Exercise aim.
Every line below that holds the string "were" must be copied.

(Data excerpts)

● ● ● ● ● ● ●

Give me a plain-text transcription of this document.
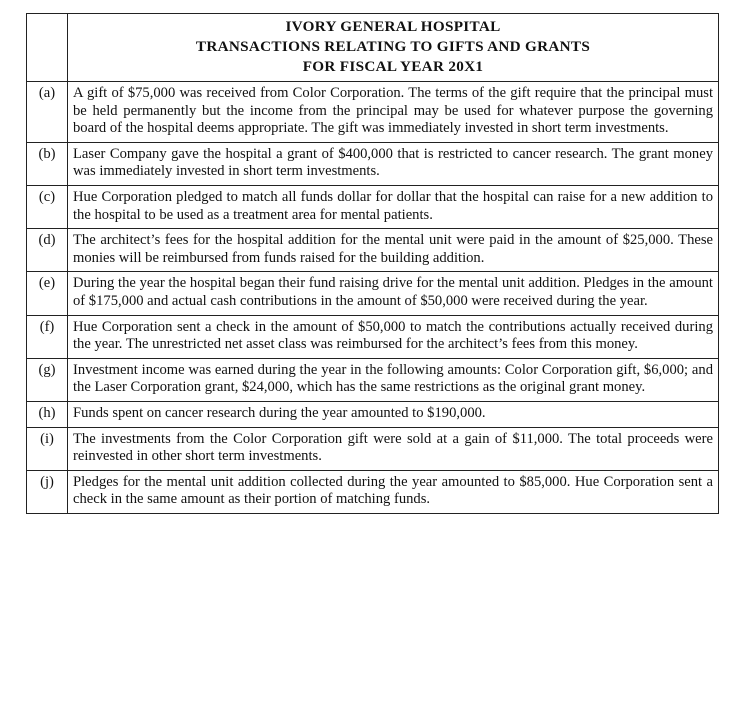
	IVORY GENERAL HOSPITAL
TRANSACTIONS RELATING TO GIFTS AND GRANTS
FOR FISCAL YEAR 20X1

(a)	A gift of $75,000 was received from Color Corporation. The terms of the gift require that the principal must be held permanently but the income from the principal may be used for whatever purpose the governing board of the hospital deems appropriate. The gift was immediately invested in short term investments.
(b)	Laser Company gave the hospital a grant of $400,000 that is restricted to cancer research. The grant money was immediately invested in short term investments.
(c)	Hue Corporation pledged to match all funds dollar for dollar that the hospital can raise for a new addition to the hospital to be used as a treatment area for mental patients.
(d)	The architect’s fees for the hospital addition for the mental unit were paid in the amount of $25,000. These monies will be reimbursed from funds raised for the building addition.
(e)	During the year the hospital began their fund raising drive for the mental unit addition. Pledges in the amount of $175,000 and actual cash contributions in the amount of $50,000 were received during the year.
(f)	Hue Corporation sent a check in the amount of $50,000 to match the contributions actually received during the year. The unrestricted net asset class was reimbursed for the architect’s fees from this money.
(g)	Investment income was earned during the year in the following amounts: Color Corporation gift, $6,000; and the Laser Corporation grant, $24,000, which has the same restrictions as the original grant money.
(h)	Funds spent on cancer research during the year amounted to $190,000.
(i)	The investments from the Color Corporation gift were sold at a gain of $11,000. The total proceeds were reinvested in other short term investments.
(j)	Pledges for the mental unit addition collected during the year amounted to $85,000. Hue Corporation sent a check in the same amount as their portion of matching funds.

● ● ● ● ● ● ●

Result.
(d)	The architect’s fees for the hospital addition for the mental unit were paid in the amount of $25,000. These monies will be reimbursed from funds raised for the building addition.
(e)	During the year the hospital began their fund raising drive for the mental unit addition. Pledges in the amount of $175,000 and actual cash contributions in the amount of $50,000 were received during the year.
(i)	The investments from the Color Corporation gift were sold at a gain of $11,000. The total proceeds were reinvested in other short term investments.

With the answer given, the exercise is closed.